WRITTEN TASK ▸
Reproduce all entries precisely as they are written.

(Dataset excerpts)

+++++

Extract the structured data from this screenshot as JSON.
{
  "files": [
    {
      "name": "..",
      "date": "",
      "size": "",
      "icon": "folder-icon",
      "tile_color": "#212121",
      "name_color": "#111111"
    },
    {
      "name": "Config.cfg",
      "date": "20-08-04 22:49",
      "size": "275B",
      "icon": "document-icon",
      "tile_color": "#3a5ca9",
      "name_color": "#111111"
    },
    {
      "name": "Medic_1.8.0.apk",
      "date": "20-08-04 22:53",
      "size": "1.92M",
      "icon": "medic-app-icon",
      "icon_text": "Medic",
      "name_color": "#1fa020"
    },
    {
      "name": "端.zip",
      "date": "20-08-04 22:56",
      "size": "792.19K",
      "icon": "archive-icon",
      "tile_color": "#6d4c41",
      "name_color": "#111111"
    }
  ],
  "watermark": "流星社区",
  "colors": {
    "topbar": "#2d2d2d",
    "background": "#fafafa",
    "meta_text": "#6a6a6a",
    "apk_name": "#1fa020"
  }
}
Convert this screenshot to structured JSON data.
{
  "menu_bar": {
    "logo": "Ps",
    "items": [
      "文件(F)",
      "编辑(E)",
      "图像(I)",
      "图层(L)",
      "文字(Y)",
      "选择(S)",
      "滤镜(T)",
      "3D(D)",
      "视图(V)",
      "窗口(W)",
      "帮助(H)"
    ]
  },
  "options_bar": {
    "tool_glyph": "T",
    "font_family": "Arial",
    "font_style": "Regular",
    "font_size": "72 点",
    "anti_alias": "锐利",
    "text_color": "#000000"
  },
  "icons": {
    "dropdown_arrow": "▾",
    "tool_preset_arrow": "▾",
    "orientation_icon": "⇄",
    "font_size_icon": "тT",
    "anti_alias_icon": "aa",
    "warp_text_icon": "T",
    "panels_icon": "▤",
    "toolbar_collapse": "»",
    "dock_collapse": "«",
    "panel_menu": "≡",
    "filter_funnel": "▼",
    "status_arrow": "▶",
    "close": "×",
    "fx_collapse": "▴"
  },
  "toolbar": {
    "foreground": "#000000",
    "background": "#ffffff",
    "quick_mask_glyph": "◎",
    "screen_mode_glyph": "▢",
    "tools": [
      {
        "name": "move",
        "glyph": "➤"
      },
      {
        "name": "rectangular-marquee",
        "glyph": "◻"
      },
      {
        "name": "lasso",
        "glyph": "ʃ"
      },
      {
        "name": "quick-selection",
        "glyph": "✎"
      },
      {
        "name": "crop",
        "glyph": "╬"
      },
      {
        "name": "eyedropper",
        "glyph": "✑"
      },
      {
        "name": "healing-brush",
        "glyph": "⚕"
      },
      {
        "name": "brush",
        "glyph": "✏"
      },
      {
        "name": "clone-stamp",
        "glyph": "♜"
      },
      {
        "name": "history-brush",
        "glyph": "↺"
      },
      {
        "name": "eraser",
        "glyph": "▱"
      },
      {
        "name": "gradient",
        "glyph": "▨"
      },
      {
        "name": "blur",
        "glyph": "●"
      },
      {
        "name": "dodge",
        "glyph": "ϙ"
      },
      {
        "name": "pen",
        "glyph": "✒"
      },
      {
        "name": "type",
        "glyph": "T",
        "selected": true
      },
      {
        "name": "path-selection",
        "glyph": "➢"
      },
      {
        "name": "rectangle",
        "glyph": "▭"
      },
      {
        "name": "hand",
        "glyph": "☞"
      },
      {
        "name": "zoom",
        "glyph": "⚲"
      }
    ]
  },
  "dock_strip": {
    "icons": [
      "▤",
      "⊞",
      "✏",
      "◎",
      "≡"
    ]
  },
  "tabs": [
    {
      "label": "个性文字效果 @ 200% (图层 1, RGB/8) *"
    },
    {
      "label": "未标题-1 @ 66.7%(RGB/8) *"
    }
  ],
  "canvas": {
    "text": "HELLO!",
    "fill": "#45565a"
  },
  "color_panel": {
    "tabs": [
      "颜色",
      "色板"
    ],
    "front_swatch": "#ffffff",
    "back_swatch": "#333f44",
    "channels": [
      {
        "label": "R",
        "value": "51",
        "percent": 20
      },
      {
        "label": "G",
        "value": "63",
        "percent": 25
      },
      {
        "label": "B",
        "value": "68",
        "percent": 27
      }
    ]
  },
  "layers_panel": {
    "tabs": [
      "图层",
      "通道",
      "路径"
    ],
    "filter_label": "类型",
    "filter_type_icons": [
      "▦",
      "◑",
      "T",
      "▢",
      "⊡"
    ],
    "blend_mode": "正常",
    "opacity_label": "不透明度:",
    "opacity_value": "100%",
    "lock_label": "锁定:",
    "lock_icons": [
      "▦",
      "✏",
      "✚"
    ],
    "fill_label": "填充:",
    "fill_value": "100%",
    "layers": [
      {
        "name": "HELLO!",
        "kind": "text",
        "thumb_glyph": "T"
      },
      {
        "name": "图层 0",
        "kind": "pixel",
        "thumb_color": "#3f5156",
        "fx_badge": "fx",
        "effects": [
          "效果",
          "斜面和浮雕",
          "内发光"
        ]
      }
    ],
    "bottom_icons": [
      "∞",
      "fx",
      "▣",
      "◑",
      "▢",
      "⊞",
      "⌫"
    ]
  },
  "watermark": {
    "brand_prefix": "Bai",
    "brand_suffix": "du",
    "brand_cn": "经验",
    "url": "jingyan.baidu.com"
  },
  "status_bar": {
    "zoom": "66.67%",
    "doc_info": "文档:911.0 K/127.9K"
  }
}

+++++

RESPONSE TO THE TASK ▸
Extract the structured data from this screenshot as JSON.
{
  "files": [
    {
      "name": "..",
      "date": "",
      "size": "",
      "icon": "folder-icon",
      "tile_color": "#212121",
      "name_color": "#111111"
    },
    {
      "name": "Config.cfg",
      "date": "20-08-04 22:49",
      "size": "275B",
      "icon": "document-icon",
      "tile_color": "#3a5ca9",
      "name_color": "#111111"
    },
    {
      "name": "Medic_1.8.0.apk",
      "date": "20-08-04 22:53",
      "size": "1.92M",
      "icon": "medic-app-icon",
      "icon_text": "Medic",
      "name_color": "#1fa020"
    },
    {
      "name": "端.zip",
      "date": "20-08-04 22:56",
      "size": "792.19K",
      "icon": "archive-icon",
      "tile_color": "#6d4c41",
      "name_color": "#111111"
    }
  ],
  "watermark": "流星社区",
  "colors": {
    "topbar": "#2d2d2d",
    "background": "#fafafa",
    "meta_text": "#6a6a6a",
    "apk_name": "#1fa020"
  }
}
Convert this screenshot to structured JSON data.
{
  "menu_bar": {
    "logo": "Ps",
    "items": [
      "文件(F)",
      "编辑(E)",
      "图像(I)",
      "图层(L)",
      "文字(Y)",
      "选择(S)",
      "滤镜(T)",
      "3D(D)",
      "视图(V)",
      "窗口(W)",
      "帮助(H)"
    ]
  },
  "options_bar": {
    "tool_glyph": "T",
    "font_family": "Arial",
    "font_style": "Regular",
    "font_size": "72 点",
    "anti_alias": "锐利",
    "text_color": "#000000"
  },
  "icons": {
    "dropdown_arrow": "▾",
    "tool_preset_arrow": "▾",
    "orientation_icon": "⇄",
    "font_size_icon": "тT",
    "anti_alias_icon": "aa",
    "warp_text_icon": "T",
    "panels_icon": "▤",
    "toolbar_collapse": "»",
    "dock_collapse": "«",
    "panel_menu": "≡",
    "filter_funnel": "▼",
    "status_arrow": "▶",
    "close": "×",
    "fx_collapse": "▴"
  },
  "toolbar": {
    "foreground": "#000000",
    "background": "#ffffff",
    "quick_mask_glyph": "◎",
    "screen_mode_glyph": "▢",
    "tools": [
      {
        "name": "move",
        "glyph": "➤"
      },
      {
        "name": "rectangular-marquee",
        "glyph": "◻"
      },
      {
        "name": "lasso",
        "glyph": "ʃ"
      },
      {
        "name": "quick-selection",
        "glyph": "✎"
      },
      {
        "name": "crop",
        "glyph": "╬"
      },
      {
        "name": "eyedropper",
        "glyph": "✑"
      },
      {
        "name": "healing-brush",
        "glyph": "⚕"
      },
      {
        "name": "brush",
        "glyph": "✏"
      },
      {
        "name": "clone-stamp",
        "glyph": "♜"
      },
      {
        "name": "history-brush",
        "glyph": "↺"
      },
      {
        "name": "eraser",
        "glyph": "▱"
      },
      {
        "name": "gradient",
        "glyph": "▨"
      },
      {
        "name": "blur",
        "glyph": "●"
      },
      {
        "name": "dodge",
        "glyph": "ϙ"
      },
      {
        "name": "pen",
        "glyph": "✒"
      },
      {
        "name": "type",
        "glyph": "T",
        "selected": true
      },
      {
        "name": "path-selection",
        "glyph": "➢"
      },
      {
        "name": "rectangle",
        "glyph": "▭"
      },
      {
        "name": "hand",
        "glyph": "☞"
      },
      {
        "name": "zoom",
        "glyph": "⚲"
      }
    ]
  },
  "dock_strip": {
    "icons": [
      "▤",
      "⊞",
      "✏",
      "◎",
      "≡"
    ]
  },
  "tabs": [
    {
      "label": "个性文字效果 @ 200% (图层 1, RGB/8) *"
    },
    {
      "label": "未标题-1 @ 66.7%(RGB/8) *"
    }
  ],
  "canvas": {
    "text": "HELLO!",
    "fill": "#45565a"
  },
  "color_panel": {
    "tabs": [
      "颜色",
      "色板"
    ],
    "front_swatch": "#ffffff",
    "back_swatch": "#333f44",
    "channels": [
      {
        "label": "R",
        "value": "51",
        "percent": 20
      },
      {
        "label": "G",
        "value": "63",
        "percent": 25
      },
      {
        "label": "B",
        "value": "68",
        "percent": 27
      }
    ]
  },
  "layers_panel": {
    "tabs": [
      "图层",
      "通道",
      "路径"
    ],
    "filter_label": "类型",
    "filter_type_icons": [
      "▦",
      "◑",
      "T",
      "▢",
      "⊡"
    ],
    "blend_mode": "正常",
    "opacity_label": "不透明度:",
    "opacity_value": "100%",
    "lock_label": "锁定:",
    "lock_icons": [
      "▦",
      "✏",
      "✚"
    ],
    "fill_label": "填充:",
    "fill_value": "100%",
    "layers": [
      {
        "name": "HELLO!",
        "kind": "text",
        "thumb_glyph": "T"
      },
      {
        "name": "图层 0",
        "kind": "pixel",
        "thumb_color": "#3f5156",
        "fx_badge": "fx",
        "effects": [
          "效果",
          "斜面和浮雕",
          "内发光"
        ]
      }
    ],
    "bottom_icons": [
      "∞",
      "fx",
      "▣",
      "◑",
      "▢",
      "⊞",
      "⌫"
    ]
  },
  "watermark": {
    "brand_prefix": "Bai",
    "brand_suffix": "du",
    "brand_cn": "经验",
    "url": "jingyan.baidu.com"
  },
  "status_bar": {
    "zoom": "66.67%",
    "doc_info": "文档:911.0 K/127.9K"
  }
}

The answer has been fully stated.